Quote the whole listing verbatim.

■ ■ ■ ■ ■ ■ ■

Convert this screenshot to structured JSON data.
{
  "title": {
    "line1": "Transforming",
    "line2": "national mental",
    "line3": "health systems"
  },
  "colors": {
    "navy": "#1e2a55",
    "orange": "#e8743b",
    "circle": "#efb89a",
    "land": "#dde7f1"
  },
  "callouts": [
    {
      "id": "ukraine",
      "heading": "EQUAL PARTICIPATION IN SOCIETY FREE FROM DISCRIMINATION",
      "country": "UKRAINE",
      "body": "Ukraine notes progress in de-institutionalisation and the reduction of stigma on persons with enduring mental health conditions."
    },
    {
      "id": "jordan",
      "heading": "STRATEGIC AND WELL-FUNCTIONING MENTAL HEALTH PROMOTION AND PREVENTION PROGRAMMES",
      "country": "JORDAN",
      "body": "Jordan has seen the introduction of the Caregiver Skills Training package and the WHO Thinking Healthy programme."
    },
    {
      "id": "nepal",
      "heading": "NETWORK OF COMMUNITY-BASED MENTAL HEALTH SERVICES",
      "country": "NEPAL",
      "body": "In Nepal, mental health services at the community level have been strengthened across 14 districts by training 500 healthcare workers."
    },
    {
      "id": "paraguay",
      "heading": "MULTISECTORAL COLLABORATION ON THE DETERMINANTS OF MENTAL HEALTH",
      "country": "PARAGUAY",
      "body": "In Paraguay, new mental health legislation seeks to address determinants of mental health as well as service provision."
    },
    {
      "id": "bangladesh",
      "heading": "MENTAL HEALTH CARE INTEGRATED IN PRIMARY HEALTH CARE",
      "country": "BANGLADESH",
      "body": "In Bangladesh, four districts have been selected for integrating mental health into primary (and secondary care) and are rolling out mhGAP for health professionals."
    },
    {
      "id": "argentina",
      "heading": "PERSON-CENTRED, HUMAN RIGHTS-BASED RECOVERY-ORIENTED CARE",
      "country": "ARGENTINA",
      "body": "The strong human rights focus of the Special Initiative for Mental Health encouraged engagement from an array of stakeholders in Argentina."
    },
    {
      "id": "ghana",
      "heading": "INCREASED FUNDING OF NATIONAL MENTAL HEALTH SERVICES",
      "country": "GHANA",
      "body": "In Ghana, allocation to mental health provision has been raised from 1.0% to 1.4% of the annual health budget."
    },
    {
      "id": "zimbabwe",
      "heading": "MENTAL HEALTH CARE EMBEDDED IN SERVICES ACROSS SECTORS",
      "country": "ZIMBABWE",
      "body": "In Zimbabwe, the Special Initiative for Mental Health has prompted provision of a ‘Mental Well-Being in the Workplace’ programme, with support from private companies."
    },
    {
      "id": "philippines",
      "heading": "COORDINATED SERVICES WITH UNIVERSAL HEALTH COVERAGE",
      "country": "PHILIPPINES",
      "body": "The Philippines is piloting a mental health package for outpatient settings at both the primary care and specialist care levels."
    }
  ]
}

■ ■ ■ ■ ■ ■ ■

CORRECT RESULT>
Convert this screenshot to structured JSON data.
{
  "title": {
    "line1": "Transforming",
    "line2": "national mental",
    "line3": "health systems"
  },
  "colors": {
    "navy": "#1e2a55",
    "orange": "#e8743b",
    "circle": "#efb89a",
    "land": "#dde7f1"
  },
  "callouts": [
    {
      "id": "ukraine",
      "heading": "EQUAL PARTICIPATION IN SOCIETY FREE FROM DISCRIMINATION",
      "country": "UKRAINE",
      "body": "Ukraine notes progress in de-institutionalisation and the reduction of stigma on persons with enduring mental health conditions."
    },
    {
      "id": "jordan",
      "heading": "STRATEGIC AND WELL-FUNCTIONING MENTAL HEALTH PROMOTION AND PREVENTION PROGRAMMES",
      "country": "JORDAN",
      "body": "Jordan has seen the introduction of the Caregiver Skills Training package and the WHO Thinking Healthy programme."
    },
    {
      "id": "nepal",
      "heading": "NETWORK OF COMMUNITY-BASED MENTAL HEALTH SERVICES",
      "country": "NEPAL",
      "body": "In Nepal, mental health services at the community level have been strengthened across 14 districts by training 500 healthcare workers."
    },
    {
      "id": "paraguay",
      "heading": "MULTISECTORAL COLLABORATION ON THE DETERMINANTS OF MENTAL HEALTH",
      "country": "PARAGUAY",
      "body": "In Paraguay, new mental health legislation seeks to address determinants of mental health as well as service provision."
    },
    {
      "id": "bangladesh",
      "heading": "MENTAL HEALTH CARE INTEGRATED IN PRIMARY HEALTH CARE",
      "country": "BANGLADESH",
      "body": "In Bangladesh, four districts have been selected for integrating mental health into primary (and secondary care) and are rolling out mhGAP for health professionals."
    },
    {
      "id": "argentina",
      "heading": "PERSON-CENTRED, HUMAN RIGHTS-BASED RECOVERY-ORIENTED CARE",
      "country": "ARGENTINA",
      "body": "The strong human rights focus of the Special Initiative for Mental Health encouraged engagement from an array of stakeholders in Argentina."
    },
    {
      "id": "ghana",
      "heading": "INCREASED FUNDING OF NATIONAL MENTAL HEALTH SERVICES",
      "country": "GHANA",
      "body": "In Ghana, allocation to mental health provision has been raised from 1.0% to 1.4% of the annual health budget."
    },
    {
      "id": "zimbabwe",
      "heading": "MENTAL HEALTH CARE EMBEDDED IN SERVICES ACROSS SECTORS",
      "country": "ZIMBABWE",
      "body": "In Zimbabwe, the Special Initiative for Mental Health has prompted provision of a ‘Mental Well-Being in the Workplace’ programme, with support from private companies."
    },
    {
      "id": "philippines",
      "heading": "COORDINATED SERVICES WITH UNIVERSAL HEALTH COVERAGE",
      "country": "PHILIPPINES",
      "body": "The Philippines is piloting a mental health package for outpatient settings at both the primary care and specialist care levels."
    }
  ]
}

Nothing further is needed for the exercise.